Using the data below, copy every line that contains the word "text".

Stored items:
====

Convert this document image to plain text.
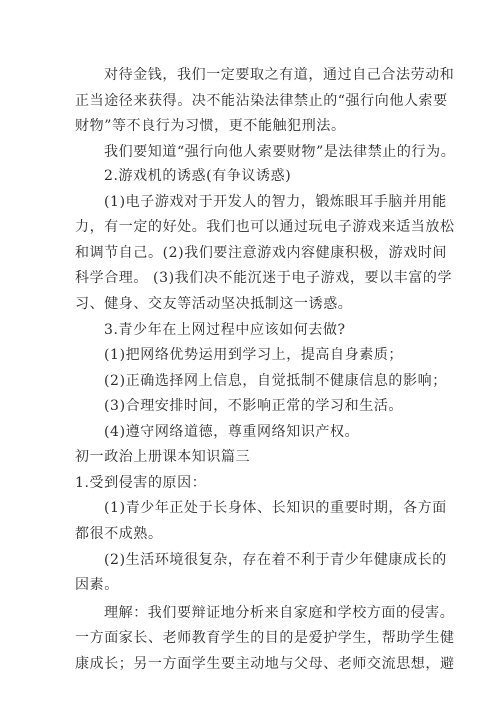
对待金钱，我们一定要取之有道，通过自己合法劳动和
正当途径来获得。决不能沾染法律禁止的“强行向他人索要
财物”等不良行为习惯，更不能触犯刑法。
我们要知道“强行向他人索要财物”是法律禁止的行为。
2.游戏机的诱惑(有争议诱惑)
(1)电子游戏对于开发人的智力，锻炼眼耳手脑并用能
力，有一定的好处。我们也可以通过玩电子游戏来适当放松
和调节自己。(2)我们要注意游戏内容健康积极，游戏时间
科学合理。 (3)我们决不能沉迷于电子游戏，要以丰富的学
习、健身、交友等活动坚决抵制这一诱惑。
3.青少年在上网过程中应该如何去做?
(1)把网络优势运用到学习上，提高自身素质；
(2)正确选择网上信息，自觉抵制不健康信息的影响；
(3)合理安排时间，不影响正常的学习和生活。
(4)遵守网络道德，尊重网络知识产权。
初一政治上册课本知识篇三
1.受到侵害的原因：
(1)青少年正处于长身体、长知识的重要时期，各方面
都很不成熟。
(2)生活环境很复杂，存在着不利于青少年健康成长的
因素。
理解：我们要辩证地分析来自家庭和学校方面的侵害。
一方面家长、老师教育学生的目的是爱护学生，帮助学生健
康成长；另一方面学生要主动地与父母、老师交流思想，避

====

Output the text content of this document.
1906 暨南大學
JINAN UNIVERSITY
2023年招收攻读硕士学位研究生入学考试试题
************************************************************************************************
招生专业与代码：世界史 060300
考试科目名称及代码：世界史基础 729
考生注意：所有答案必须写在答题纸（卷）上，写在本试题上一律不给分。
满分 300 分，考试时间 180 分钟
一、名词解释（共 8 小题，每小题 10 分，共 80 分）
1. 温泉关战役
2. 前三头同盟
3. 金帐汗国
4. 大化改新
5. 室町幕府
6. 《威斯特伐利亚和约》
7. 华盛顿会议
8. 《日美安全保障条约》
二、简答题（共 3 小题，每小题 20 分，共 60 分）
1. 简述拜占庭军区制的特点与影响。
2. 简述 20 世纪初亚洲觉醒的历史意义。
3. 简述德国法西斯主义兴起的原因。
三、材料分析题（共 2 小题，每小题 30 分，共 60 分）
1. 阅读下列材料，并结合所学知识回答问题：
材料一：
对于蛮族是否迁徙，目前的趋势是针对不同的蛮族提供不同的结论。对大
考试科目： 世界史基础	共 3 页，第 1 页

====

SOLVED EXERCISE:
Convert this document image to plain text.
Output the text content of this document.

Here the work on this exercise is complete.